YOUR OBJECTIVE :: Turn the listing below, from its first line through the line holding "bid-info-table: 입찰번호 회/차" (both included), into a JSON list of strings with one string per line. Leave out any blank lines.

----------------------------------------

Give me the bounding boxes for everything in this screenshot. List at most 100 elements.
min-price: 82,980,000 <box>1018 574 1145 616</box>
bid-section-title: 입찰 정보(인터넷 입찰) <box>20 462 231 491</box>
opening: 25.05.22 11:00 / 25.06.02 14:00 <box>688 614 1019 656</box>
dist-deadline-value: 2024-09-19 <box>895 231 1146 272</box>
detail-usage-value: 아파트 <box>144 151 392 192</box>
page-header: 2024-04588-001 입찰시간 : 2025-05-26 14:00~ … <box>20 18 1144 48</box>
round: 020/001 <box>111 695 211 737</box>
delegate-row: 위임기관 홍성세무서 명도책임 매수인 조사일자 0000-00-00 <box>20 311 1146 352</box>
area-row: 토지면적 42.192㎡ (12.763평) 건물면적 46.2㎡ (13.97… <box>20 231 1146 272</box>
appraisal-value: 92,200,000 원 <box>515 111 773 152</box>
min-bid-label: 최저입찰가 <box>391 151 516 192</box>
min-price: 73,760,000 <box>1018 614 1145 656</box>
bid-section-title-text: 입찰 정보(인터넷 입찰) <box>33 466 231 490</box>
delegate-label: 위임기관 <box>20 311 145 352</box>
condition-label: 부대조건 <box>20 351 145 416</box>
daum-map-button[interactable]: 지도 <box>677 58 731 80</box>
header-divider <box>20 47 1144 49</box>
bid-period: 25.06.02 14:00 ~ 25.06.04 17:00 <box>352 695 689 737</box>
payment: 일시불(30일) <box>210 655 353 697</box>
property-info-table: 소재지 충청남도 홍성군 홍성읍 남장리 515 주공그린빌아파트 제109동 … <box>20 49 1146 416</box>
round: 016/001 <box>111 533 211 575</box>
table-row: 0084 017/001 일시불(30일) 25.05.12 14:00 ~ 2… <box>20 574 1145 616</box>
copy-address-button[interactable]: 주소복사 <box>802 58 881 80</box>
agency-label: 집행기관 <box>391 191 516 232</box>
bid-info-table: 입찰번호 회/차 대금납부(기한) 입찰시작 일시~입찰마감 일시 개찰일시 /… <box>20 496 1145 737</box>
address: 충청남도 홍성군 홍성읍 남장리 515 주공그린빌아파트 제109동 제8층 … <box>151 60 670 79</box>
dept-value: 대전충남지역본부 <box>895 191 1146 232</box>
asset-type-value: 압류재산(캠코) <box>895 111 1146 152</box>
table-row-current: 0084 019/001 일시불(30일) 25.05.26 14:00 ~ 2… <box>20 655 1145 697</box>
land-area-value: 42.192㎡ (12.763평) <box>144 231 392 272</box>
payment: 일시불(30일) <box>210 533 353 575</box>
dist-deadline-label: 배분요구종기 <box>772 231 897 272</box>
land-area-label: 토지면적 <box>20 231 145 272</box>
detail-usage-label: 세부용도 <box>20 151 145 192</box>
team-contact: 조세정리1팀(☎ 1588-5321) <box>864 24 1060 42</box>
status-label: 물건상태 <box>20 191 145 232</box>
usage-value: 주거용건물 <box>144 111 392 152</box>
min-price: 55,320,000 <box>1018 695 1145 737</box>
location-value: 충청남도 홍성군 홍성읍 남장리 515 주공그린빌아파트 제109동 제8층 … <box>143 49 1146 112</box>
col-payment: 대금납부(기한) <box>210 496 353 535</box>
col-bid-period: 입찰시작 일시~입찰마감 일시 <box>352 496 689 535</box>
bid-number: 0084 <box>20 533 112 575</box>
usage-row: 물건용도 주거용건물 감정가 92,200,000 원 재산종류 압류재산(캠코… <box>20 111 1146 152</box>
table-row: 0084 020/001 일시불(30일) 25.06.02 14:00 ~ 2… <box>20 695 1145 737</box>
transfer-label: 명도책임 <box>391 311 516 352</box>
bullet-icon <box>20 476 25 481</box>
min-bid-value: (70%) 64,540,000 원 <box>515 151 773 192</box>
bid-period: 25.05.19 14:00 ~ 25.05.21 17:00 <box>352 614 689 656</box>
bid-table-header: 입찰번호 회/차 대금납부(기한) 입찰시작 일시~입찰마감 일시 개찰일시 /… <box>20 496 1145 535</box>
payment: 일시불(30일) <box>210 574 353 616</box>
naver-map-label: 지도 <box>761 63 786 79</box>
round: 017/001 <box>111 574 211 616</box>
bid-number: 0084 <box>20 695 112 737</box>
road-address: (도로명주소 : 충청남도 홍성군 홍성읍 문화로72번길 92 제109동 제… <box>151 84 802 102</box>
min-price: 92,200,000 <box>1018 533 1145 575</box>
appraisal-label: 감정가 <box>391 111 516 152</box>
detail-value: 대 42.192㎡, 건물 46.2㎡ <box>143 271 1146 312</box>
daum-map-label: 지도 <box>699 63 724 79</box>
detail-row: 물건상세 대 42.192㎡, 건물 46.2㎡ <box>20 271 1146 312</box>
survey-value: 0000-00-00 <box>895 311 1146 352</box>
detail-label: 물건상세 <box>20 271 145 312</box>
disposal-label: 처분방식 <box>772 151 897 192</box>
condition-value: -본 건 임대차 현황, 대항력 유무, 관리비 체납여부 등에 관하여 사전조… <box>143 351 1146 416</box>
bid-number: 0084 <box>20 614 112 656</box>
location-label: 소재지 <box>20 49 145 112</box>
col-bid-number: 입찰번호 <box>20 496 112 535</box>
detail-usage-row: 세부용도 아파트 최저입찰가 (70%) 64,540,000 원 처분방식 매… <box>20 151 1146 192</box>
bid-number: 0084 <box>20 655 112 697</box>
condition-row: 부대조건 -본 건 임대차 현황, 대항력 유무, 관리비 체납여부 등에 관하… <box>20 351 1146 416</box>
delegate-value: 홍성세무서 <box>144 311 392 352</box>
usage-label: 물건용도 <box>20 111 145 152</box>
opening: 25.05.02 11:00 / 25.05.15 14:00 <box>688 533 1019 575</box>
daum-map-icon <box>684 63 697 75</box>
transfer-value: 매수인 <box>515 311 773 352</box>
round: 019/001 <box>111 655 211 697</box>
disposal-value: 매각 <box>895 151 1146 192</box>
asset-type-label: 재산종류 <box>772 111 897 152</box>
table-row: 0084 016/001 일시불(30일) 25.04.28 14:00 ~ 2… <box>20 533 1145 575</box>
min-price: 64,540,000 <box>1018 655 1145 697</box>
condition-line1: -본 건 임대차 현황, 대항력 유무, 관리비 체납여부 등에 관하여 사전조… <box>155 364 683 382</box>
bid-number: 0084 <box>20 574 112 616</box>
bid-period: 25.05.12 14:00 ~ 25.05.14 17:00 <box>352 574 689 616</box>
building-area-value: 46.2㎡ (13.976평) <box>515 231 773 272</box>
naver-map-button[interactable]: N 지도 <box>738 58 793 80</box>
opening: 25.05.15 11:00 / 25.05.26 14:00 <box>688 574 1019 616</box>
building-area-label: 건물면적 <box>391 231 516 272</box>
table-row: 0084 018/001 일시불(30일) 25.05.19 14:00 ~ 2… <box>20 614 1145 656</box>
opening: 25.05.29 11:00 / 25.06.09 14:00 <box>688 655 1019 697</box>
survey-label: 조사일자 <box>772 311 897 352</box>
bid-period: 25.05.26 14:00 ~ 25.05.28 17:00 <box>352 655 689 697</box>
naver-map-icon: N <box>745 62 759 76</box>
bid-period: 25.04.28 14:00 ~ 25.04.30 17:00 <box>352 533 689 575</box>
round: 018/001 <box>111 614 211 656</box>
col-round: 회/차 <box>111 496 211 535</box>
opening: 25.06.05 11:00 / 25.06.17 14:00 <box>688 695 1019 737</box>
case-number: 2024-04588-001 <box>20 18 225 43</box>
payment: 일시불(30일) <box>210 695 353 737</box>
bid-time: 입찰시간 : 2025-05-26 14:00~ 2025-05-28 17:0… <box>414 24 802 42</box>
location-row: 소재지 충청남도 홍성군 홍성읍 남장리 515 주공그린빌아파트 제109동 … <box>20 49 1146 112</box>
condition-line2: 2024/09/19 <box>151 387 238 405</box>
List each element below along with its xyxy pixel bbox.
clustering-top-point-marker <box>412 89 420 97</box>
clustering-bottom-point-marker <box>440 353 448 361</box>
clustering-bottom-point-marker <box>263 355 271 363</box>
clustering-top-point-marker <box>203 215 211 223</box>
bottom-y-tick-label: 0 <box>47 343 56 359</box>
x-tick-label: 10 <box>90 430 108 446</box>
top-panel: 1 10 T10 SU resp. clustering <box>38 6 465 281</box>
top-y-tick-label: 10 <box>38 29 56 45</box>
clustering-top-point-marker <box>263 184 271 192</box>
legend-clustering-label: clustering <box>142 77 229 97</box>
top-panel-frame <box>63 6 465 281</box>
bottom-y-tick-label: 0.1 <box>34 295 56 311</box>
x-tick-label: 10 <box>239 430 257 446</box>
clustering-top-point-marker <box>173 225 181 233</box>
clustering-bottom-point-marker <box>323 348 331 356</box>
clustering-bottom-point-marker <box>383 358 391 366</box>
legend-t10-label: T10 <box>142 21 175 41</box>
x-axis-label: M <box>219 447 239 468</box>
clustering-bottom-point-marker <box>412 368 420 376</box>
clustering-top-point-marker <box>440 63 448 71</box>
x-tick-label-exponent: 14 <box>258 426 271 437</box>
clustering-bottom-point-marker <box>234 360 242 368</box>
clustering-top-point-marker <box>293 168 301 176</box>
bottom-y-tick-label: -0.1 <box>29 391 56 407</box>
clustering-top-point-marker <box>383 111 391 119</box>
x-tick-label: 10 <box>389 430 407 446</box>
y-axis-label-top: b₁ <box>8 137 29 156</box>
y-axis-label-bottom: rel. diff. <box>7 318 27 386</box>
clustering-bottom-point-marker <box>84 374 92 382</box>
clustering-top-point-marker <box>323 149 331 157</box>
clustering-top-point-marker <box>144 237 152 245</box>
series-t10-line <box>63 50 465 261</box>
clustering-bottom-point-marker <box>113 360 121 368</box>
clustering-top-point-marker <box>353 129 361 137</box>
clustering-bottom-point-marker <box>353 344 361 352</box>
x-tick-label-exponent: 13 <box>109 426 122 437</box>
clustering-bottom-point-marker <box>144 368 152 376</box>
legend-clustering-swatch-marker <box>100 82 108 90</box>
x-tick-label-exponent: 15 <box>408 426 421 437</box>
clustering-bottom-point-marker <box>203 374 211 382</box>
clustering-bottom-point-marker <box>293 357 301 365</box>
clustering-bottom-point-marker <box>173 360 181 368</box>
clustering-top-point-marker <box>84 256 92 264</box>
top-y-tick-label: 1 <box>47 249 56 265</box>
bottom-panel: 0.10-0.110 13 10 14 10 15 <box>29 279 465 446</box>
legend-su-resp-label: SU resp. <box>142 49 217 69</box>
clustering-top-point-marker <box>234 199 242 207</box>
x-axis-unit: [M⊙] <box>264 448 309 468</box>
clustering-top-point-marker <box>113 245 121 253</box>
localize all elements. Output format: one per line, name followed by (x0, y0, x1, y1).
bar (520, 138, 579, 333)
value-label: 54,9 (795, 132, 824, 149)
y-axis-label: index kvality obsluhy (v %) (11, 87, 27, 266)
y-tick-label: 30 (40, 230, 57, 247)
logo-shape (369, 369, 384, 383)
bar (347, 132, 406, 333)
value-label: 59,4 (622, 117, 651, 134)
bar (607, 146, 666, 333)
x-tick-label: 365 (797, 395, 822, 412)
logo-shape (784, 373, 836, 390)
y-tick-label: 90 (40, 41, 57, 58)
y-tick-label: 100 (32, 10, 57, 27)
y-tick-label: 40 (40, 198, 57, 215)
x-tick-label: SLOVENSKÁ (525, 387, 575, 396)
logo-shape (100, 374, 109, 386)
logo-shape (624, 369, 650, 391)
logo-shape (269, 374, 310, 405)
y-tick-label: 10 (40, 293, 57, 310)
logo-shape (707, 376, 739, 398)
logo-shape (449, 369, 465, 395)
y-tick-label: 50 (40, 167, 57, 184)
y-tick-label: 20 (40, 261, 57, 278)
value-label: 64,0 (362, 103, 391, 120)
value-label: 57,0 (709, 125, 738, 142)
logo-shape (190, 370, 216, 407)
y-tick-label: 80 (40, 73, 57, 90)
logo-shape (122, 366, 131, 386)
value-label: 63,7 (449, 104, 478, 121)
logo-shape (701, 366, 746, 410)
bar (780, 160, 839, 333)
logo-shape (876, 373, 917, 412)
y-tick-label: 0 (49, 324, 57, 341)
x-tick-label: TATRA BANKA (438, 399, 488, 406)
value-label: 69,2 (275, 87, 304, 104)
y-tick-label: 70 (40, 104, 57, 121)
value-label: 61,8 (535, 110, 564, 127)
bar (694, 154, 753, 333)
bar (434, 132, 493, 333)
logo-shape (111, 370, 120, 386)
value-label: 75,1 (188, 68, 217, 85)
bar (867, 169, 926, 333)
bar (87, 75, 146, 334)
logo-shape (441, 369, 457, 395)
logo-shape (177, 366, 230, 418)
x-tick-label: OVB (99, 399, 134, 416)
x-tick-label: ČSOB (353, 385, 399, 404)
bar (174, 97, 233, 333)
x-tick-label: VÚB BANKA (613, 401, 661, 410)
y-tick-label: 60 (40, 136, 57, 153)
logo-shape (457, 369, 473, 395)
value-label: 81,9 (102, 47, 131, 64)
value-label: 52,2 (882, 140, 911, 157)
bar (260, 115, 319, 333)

----------------------------------------

FINISHED EXERCISE ::
[
  "Give me the bounding boxes for everything in this screenshot. List at most 100 elements.",
  "min-price: 82,980,000 <box>1018 574 1145 616</box>",
  "bid-section-title: 입찰 정보(인터넷 입찰) <box>20 462 231 491</box>",
  "opening: 25.05.22 11:00 / 25.06.02 14:00 <box>688 614 1019 656</box>",
  "dist-deadline-value: 2024-09-19 <box>895 231 1146 272</box>",
  "detail-usage-value: 아파트 <box>144 151 392 192</box>",
  "page-header: 2024-04588-001 입찰시간 : 2025-05-26 14:00~ … <box>20 18 1144 48</box>",
  "round: 020/001 <box>111 695 211 737</box>",
  "delegate-row: 위임기관 홍성세무서 명도책임 매수인 조사일자 0000-00-00 <box>20 311 1146 352</box>",
  "area-row: 토지면적 42.192㎡ (12.763평) 건물면적 46.2㎡ (13.97… <box>20 231 1146 272</box>",
  "appraisal-value: 92,200,000 원 <box>515 111 773 152</box>",
  "min-bid-label: 최저입찰가 <box>391 151 516 192</box>",
  "min-price: 73,760,000 <box>1018 614 1145 656</box>",
  "bid-section-title-text: 입찰 정보(인터넷 입찰) <box>33 466 231 490</box>",
  "delegate-label: 위임기관 <box>20 311 145 352</box>",
  "condition-label: 부대조건 <box>20 351 145 416</box>",
  "daum-map-button[interactable]: 지도 <box>677 58 731 80</box>",
  "header-divider <box>20 47 1144 49</box>",
  "bid-period: 25.06.02 14:00 ~ 25.06.04 17:00 <box>352 695 689 737</box>",
  "payment: 일시불(30일) <box>210 655 353 697</box>",
  "property-info-table: 소재지 충청남도 홍성군 홍성읍 남장리 515 주공그린빌아파트 제109동 … <box>20 49 1146 416</box>",
  "round: 016/001 <box>111 533 211 575</box>",
  "table-row: 0084 017/001 일시불(30일) 25.05.12 14:00 ~ 2… <box>20 574 1145 616</box>",
  "copy-address-button[interactable]: 주소복사 <box>802 58 881 80</box>",
  "agency-label: 집행기관 <box>391 191 516 232</box>",
  "bid-info-table: 입찰번호 회/차 대금납부(기한) 입찰시작 일시~입찰마감 일시 개찰일시 /… <box>20 496 1145 737</box>"
]